# start of Material for the task
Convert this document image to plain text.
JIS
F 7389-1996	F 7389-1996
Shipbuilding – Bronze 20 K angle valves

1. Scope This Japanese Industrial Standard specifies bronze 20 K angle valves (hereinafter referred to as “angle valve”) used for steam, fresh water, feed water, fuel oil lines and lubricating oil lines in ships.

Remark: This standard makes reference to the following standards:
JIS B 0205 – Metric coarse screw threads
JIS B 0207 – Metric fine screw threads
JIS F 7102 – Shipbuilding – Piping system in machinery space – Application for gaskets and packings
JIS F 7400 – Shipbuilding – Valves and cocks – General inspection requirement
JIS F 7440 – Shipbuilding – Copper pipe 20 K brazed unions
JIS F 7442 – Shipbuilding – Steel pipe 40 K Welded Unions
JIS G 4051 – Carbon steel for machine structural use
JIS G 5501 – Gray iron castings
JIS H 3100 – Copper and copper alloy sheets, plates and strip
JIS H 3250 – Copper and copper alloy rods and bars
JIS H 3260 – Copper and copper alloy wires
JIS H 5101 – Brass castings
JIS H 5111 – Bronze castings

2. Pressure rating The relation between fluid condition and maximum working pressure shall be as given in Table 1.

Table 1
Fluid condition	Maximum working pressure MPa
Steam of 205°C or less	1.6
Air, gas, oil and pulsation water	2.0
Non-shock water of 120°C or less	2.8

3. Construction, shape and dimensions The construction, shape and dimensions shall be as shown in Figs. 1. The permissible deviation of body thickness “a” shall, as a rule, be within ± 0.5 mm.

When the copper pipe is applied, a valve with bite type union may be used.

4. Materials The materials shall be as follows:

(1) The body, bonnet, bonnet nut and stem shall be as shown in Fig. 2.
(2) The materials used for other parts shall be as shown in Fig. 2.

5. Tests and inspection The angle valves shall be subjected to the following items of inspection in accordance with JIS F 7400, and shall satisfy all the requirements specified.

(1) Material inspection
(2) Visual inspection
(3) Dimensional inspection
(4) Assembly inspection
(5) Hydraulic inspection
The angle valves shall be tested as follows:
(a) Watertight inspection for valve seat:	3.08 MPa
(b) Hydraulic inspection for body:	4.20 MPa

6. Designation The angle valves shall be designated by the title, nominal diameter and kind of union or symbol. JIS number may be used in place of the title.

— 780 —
# end of Material for the task
• Stated exercise: The records above should all be quoted exactly, please.

• Solution:
Convert this document image to plain text.
JIS
F 7389-1996	F 7389-1996
Shipbuilding – Bronze 20 K angle valves

1. Scope This Japanese Industrial Standard specifies bronze 20 K angle valves (hereinafter referred to as “angle valve”) used for steam, fresh water, feed water, fuel oil lines and lubricating oil lines in ships.

Remark: This standard makes reference to the following standards:
JIS B 0205 – Metric coarse screw threads
JIS B 0207 – Metric fine screw threads
JIS F 7102 – Shipbuilding – Piping system in machinery space – Application for gaskets and packings
JIS F 7400 – Shipbuilding – Valves and cocks – General inspection requirement
JIS F 7440 – Shipbuilding – Copper pipe 20 K brazed unions
JIS F 7442 – Shipbuilding – Steel pipe 40 K Welded Unions
JIS G 4051 – Carbon steel for machine structural use
JIS G 5501 – Gray iron castings
JIS H 3100 – Copper and copper alloy sheets, plates and strip
JIS H 3250 – Copper and copper alloy rods and bars
JIS H 3260 – Copper and copper alloy wires
JIS H 5101 – Brass castings
JIS H 5111 – Bronze castings

2. Pressure rating The relation between fluid condition and maximum working pressure shall be as given in Table 1.

Table 1
Fluid condition	Maximum working pressure MPa
Steam of 205°C or less	1.6
Air, gas, oil and pulsation water	2.0
Non-shock water of 120°C or less	2.8

3. Construction, shape and dimensions The construction, shape and dimensions shall be as shown in Figs. 1. The permissible deviation of body thickness “a” shall, as a rule, be within ± 0.5 mm.

When the copper pipe is applied, a valve with bite type union may be used.

4. Materials The materials shall be as follows:

(1) The body, bonnet, bonnet nut and stem shall be as shown in Fig. 2.
(2) The materials used for other parts shall be as shown in Fig. 2.

5. Tests and inspection The angle valves shall be subjected to the following items of inspection in accordance with JIS F 7400, and shall satisfy all the requirements specified.

(1) Material inspection
(2) Visual inspection
(3) Dimensional inspection
(4) Assembly inspection
(5) Hydraulic inspection
The angle valves shall be tested as follows:
(a) Watertight inspection for valve seat:	3.08 MPa
(b) Hydraulic inspection for body:	4.20 MPa

6. Designation The angle valves shall be designated by the title, nominal diameter and kind of union or symbol. JIS number may be used in place of the title.

— 780 —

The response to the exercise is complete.